__Exercise inputs__
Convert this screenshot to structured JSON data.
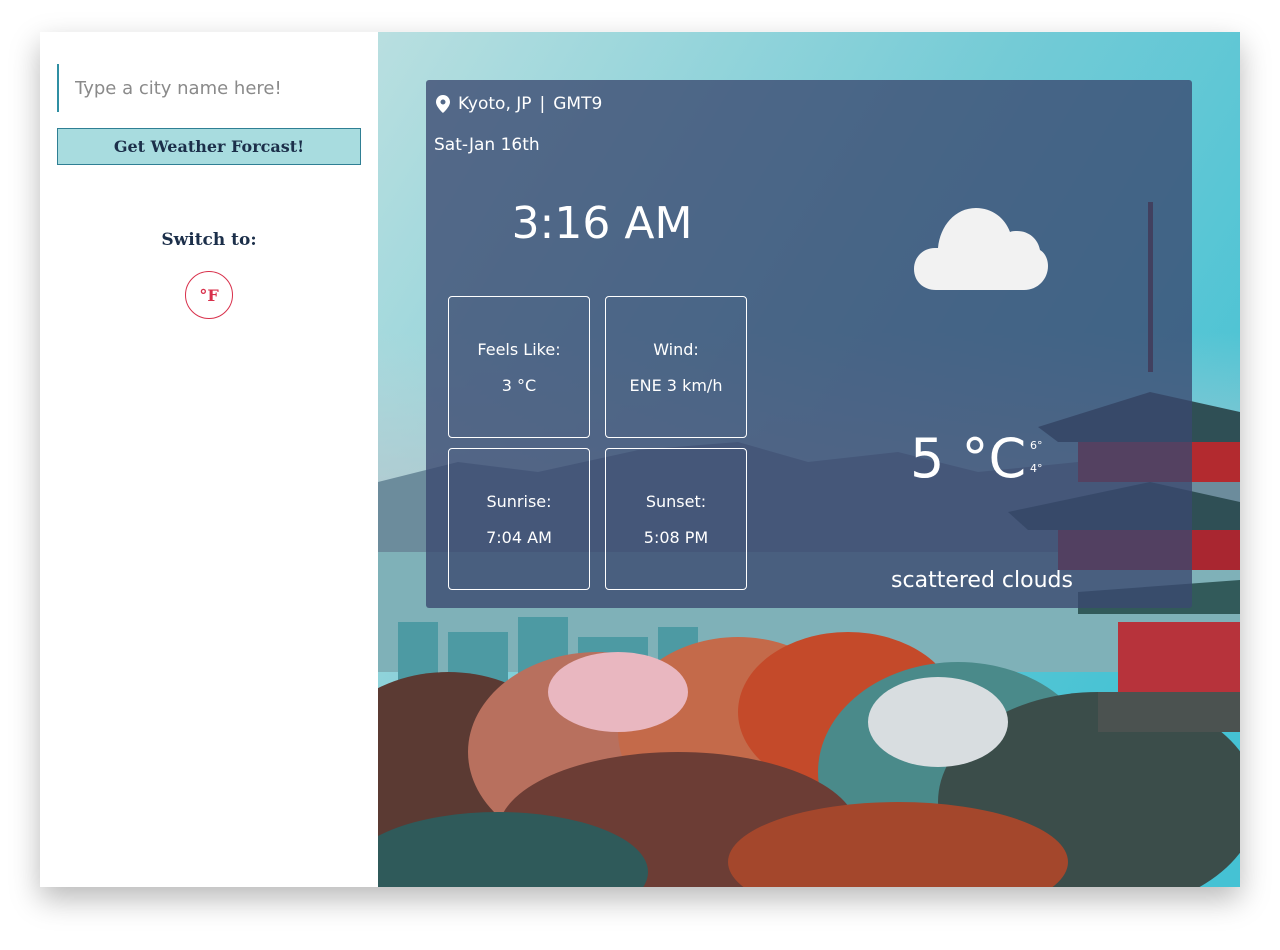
{
  "search": {
    "placeholder": "Type a city name here!",
    "button_label": "Get Weather Forcast!"
  },
  "units": {
    "switch_label": "Switch to:",
    "unit_button": "°F"
  },
  "weather": {
    "location": "Kyoto, JP",
    "separator": "|",
    "timezone": "GMT9",
    "date": "Sat-Jan 16th",
    "time": "3:16 AM",
    "feels_like_label": "Feels Like:",
    "feels_like_value": "3 °C",
    "wind_label": "Wind:",
    "wind_value": "ENE 3 km/h",
    "sunrise_label": "Sunrise:",
    "sunrise_value": "7:04 AM",
    "sunset_label": "Sunset:",
    "sunset_value": "5:08 PM",
    "temperature": "5 °C",
    "temp_max": "6°",
    "temp_min": "4°",
    "description": "scattered clouds",
    "icon": "cloud-icon"
  },
  "colors": {
    "accent": "#a8dcdf",
    "heading": "#1c2f4a",
    "unit_accent": "#d8304b",
    "card_bg": "#3a4870"
  }
}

__Work required__
Repeat the data above exactly, but not the pictures.

__Exercise answer__
Convert this screenshot to structured JSON data.
{
  "search": {
    "placeholder": "Type a city name here!",
    "button_label": "Get Weather Forcast!"
  },
  "units": {
    "switch_label": "Switch to:",
    "unit_button": "°F"
  },
  "weather": {
    "location": "Kyoto, JP",
    "separator": "|",
    "timezone": "GMT9",
    "date": "Sat-Jan 16th",
    "time": "3:16 AM",
    "feels_like_label": "Feels Like:",
    "feels_like_value": "3 °C",
    "wind_label": "Wind:",
    "wind_value": "ENE 3 km/h",
    "sunrise_label": "Sunrise:",
    "sunrise_value": "7:04 AM",
    "sunset_label": "Sunset:",
    "sunset_value": "5:08 PM",
    "temperature": "5 °C",
    "temp_max": "6°",
    "temp_min": "4°",
    "description": "scattered clouds",
    "icon": "cloud-icon"
  },
  "colors": {
    "accent": "#a8dcdf",
    "heading": "#1c2f4a",
    "unit_accent": "#d8304b",
    "card_bg": "#3a4870"
  }
}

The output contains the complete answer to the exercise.